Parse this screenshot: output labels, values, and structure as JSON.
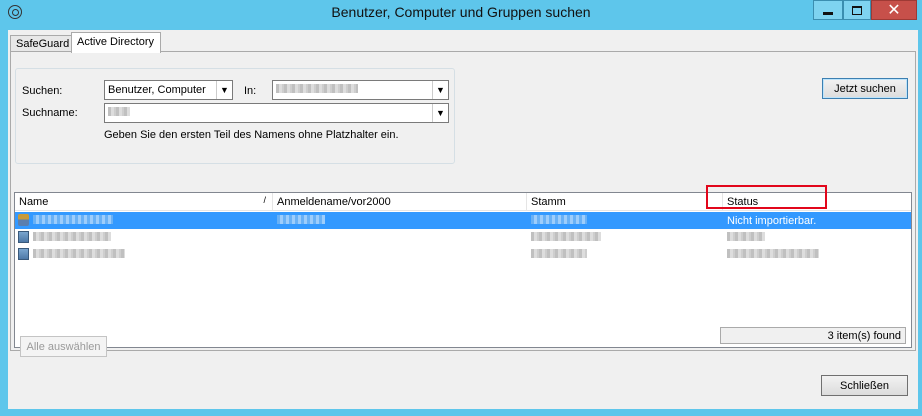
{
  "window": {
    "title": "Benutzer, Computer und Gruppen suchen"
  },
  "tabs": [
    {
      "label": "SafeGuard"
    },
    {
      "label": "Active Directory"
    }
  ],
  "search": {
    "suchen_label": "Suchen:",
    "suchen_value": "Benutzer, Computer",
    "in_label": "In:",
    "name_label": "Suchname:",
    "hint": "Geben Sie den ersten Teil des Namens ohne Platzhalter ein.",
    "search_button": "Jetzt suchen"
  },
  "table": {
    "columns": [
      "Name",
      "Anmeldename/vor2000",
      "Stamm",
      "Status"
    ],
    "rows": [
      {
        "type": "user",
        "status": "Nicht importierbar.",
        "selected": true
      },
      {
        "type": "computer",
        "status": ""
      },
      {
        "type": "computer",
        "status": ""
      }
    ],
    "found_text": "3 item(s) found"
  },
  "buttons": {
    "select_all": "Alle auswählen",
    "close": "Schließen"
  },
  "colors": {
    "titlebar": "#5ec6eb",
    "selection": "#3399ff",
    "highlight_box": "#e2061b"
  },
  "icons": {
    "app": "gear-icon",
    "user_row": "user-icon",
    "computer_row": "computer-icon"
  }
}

#####

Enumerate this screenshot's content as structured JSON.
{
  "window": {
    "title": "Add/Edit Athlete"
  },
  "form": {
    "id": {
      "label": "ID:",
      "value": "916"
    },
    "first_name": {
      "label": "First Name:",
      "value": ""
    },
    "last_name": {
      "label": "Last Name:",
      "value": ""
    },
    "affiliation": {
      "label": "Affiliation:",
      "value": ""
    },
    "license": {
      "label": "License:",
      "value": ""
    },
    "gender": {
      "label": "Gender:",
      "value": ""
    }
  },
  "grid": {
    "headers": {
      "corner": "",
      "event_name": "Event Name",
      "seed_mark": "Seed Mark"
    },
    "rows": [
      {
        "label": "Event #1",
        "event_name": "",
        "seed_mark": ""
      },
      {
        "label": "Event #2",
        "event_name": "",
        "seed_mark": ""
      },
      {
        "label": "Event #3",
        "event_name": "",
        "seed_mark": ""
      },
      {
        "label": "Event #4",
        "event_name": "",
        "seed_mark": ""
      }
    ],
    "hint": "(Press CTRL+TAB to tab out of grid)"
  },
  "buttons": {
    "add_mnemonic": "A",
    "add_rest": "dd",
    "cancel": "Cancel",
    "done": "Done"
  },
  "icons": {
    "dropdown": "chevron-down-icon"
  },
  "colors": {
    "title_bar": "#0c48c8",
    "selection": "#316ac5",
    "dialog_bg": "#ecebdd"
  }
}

#####

Short task ▸ Tally the lines in the records above that contain the word "this", and give only that number.

Finished answer ▸ 2